_Items from a figure collection_
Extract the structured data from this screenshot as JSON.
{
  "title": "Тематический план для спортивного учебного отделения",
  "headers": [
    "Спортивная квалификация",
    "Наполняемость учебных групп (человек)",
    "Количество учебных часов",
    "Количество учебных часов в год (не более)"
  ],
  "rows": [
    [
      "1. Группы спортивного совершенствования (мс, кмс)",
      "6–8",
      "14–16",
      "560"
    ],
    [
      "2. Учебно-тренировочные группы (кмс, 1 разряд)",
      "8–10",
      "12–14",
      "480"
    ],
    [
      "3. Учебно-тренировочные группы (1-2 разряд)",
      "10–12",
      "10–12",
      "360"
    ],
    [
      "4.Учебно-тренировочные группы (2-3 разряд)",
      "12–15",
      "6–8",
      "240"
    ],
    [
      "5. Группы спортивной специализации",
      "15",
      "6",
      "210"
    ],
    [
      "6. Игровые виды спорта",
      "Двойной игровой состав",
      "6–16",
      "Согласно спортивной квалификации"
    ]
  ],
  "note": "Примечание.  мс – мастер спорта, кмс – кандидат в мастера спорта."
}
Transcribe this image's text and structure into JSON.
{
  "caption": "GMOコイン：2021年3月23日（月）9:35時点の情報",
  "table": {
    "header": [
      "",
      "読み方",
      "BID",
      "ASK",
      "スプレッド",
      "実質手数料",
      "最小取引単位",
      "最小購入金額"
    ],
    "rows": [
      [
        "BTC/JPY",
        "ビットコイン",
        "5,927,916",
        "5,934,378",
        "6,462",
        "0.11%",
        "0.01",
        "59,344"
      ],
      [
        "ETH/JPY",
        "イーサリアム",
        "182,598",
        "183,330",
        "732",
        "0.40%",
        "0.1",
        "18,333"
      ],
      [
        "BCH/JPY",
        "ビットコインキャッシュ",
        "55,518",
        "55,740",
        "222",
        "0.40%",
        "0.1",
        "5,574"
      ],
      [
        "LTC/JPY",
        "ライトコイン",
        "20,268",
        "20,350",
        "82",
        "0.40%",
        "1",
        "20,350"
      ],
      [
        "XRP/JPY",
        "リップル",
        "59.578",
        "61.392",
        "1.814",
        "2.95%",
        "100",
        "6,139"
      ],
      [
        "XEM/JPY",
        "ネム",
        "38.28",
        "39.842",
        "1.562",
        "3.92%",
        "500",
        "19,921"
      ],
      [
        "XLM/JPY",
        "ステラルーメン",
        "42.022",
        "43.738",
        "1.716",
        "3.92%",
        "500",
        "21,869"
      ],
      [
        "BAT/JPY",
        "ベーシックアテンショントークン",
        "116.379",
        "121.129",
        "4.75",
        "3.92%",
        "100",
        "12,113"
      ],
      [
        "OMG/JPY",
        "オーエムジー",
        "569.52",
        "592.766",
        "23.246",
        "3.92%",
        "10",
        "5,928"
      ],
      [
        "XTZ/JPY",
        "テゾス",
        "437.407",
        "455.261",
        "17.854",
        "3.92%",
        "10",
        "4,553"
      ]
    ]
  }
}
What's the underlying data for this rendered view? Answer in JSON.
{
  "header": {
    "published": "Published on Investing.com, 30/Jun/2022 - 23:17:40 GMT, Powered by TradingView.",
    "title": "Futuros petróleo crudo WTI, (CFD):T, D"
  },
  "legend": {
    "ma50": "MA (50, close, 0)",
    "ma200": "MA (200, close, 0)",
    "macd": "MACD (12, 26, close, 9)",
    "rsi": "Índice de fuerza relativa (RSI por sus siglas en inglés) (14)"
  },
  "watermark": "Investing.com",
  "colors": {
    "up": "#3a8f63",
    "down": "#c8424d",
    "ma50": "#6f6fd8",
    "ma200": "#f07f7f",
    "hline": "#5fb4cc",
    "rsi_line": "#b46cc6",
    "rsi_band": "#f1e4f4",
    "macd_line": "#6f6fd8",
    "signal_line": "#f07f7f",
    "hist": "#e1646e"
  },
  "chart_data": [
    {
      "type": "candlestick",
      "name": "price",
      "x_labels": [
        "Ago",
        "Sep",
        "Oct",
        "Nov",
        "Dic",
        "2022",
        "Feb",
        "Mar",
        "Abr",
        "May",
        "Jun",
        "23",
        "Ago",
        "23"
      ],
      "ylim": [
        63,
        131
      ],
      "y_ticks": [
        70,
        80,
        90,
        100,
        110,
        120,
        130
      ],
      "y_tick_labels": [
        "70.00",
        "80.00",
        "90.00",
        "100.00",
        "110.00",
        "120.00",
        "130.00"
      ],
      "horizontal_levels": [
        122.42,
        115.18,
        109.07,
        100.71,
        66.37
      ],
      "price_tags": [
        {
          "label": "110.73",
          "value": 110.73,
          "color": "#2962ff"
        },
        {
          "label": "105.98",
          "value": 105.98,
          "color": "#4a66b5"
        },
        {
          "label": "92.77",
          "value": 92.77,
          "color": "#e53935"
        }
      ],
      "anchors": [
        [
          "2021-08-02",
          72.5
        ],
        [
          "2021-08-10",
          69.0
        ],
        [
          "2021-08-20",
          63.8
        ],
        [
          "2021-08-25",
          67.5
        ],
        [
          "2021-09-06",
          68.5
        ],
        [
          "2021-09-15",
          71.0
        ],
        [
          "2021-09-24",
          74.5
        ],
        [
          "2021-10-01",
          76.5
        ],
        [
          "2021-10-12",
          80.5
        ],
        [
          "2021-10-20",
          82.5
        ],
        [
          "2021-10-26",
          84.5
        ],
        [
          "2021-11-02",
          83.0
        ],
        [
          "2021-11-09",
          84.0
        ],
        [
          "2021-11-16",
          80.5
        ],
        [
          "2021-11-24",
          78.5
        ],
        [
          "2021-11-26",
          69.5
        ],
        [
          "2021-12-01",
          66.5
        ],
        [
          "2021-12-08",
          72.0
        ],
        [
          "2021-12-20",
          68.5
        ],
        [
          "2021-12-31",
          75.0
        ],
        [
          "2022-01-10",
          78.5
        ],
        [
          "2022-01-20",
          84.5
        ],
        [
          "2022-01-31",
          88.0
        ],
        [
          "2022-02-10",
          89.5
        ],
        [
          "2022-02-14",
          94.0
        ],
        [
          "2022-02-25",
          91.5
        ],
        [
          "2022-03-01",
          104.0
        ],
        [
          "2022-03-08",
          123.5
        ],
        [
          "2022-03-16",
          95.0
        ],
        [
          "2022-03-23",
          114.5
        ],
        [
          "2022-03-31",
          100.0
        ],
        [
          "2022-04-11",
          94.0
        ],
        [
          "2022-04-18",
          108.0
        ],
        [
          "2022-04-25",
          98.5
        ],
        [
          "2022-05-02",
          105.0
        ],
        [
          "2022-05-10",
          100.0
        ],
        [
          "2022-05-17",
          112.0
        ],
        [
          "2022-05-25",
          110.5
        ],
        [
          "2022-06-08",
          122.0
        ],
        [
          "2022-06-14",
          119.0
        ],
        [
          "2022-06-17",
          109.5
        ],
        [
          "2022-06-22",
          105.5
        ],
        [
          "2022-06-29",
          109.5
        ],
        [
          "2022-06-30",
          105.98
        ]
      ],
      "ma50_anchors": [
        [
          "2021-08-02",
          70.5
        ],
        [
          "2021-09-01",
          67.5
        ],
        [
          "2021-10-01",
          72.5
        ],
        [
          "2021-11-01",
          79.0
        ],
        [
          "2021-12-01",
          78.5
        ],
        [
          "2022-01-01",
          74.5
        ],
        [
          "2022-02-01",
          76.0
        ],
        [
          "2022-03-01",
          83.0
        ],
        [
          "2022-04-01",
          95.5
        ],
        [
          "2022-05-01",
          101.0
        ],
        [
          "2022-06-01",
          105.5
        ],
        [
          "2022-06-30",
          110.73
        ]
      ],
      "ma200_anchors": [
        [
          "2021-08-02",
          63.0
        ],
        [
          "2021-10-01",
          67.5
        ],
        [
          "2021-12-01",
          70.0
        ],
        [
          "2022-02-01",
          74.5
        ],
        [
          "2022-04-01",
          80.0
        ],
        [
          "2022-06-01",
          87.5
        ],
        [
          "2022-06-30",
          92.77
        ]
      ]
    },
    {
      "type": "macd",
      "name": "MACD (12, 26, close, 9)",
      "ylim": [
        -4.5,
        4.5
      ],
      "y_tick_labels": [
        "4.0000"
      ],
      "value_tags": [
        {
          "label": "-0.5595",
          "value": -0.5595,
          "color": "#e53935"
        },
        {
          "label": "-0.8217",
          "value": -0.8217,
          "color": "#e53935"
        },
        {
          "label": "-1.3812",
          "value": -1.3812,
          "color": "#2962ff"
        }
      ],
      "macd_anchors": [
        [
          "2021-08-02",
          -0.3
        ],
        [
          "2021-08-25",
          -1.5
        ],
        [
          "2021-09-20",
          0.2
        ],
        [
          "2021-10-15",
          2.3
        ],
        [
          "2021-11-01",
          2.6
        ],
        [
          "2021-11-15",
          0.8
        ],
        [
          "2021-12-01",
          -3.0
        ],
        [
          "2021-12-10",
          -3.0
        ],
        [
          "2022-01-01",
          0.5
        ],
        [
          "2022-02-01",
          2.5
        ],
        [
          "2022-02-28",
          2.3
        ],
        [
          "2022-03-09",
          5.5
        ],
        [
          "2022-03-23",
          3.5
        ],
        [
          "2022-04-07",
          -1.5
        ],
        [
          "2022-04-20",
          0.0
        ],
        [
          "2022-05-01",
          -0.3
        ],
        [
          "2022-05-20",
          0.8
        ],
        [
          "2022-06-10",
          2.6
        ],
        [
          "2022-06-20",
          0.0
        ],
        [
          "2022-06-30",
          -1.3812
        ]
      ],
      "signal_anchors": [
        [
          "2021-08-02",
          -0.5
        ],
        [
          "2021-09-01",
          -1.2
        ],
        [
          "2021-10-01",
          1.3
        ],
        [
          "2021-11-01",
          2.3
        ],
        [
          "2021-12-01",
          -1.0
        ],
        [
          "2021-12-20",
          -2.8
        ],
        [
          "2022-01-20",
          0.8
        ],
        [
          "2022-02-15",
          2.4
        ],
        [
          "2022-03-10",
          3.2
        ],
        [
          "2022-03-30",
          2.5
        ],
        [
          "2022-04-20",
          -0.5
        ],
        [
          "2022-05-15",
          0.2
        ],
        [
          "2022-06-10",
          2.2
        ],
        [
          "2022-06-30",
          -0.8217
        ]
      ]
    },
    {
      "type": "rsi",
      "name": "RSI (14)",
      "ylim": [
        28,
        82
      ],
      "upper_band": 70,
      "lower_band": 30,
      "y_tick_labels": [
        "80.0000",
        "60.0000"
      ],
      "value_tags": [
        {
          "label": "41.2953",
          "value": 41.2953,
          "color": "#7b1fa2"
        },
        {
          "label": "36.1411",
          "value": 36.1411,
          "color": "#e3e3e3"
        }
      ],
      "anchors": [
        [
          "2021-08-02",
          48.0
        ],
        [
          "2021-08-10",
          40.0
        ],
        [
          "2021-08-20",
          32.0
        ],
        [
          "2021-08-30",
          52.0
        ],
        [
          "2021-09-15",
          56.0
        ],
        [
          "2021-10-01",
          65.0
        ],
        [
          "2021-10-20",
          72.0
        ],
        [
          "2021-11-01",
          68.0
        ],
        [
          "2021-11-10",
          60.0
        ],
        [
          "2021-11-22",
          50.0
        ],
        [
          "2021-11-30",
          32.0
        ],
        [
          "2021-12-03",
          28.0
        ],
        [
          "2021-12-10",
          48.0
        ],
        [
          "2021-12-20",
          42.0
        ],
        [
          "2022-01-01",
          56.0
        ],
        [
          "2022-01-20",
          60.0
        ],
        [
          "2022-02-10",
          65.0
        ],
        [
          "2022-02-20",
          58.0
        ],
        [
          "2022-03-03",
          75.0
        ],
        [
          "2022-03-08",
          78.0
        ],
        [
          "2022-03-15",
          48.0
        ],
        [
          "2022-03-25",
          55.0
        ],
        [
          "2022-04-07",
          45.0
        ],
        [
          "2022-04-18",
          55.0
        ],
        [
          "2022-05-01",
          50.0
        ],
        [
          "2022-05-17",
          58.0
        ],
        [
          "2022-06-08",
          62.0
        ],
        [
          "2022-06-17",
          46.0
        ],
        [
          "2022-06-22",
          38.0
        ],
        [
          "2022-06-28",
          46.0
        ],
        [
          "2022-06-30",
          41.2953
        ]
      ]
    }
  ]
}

_Given request_
Take every line containing the word "JSON" and copy it.

_Exercise answer_
Extract the structured data from this screenshot as JSON.
Transcribe this image's text and structure into JSON.
What's the underlying data for this rendered view? Answer in JSON.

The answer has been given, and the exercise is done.